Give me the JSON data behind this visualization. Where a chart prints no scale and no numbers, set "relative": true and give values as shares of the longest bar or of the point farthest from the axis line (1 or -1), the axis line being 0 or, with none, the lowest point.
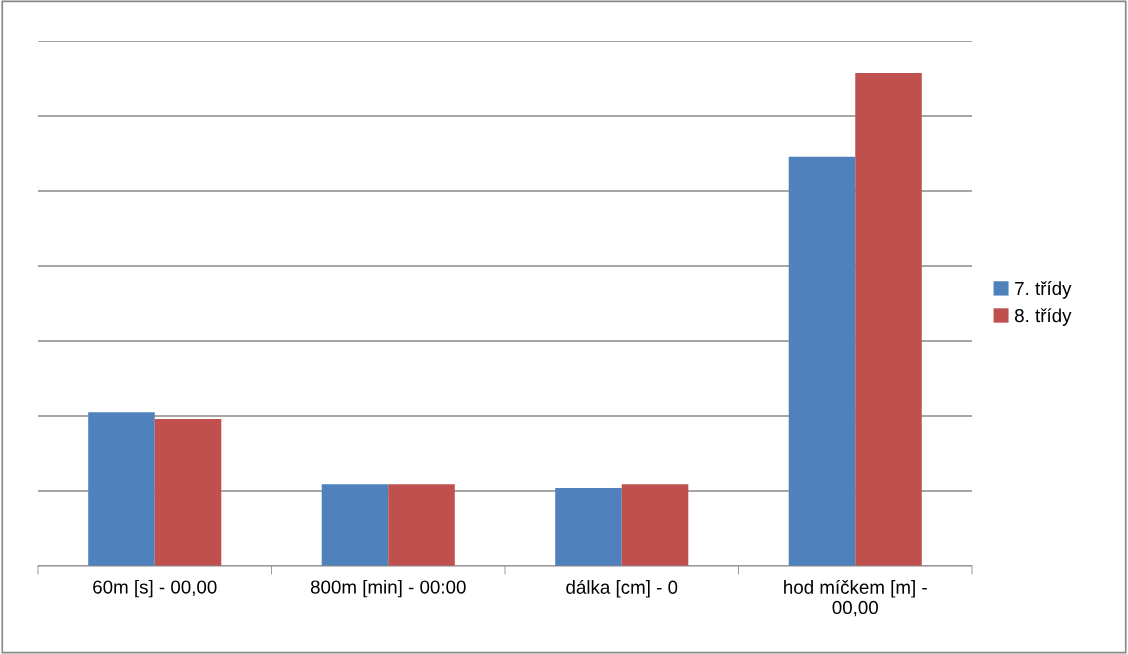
{
  "chart_data": {
    "type": "bar",
    "relative": true,
    "grid": "y",
    "legend": "right",
    "tick_labels": "x",
    "categories": [
      "60m [s] - 00,00",
      "800m [min] - 00:00",
      "dálka [cm] - 0",
      "hod míčkem [m] -\n00,00"
    ],
    "series": [
      {
        "name": "7. třídy",
        "color": "#4f81bd",
        "values": [
          0.312,
          0.166,
          0.158,
          0.83
        ]
      },
      {
        "name": "8. třídy",
        "color": "#c0504d",
        "values": [
          0.298,
          0.166,
          0.166,
          1.0
        ]
      }
    ]
  }
}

──────

EXERCISE PROMPT: Transcribe the records above verbatim. Do not carry over any picture.

CORRECT RESULT:
Give me the JSON data behind this visualization. Where a chart prints no scale and no numbers, set "relative": true and give values as shares of the longest bar or of the point farthest from the axis line (1 or -1), the axis line being 0 or, with none, the lowest point.
{
  "chart_data": {
    "type": "bar",
    "relative": true,
    "grid": "y",
    "legend": "right",
    "tick_labels": "x",
    "categories": [
      "60m [s] - 00,00",
      "800m [min] - 00:00",
      "dálka [cm] - 0",
      "hod míčkem [m] -\n00,00"
    ],
    "series": [
      {
        "name": "7. třídy",
        "color": "#4f81bd",
        "values": [
          0.312,
          0.166,
          0.158,
          0.83
        ]
      },
      {
        "name": "8. třídy",
        "color": "#c0504d",
        "values": [
          0.298,
          0.166,
          0.166,
          1.0
        ]
      }
    ]
  }
}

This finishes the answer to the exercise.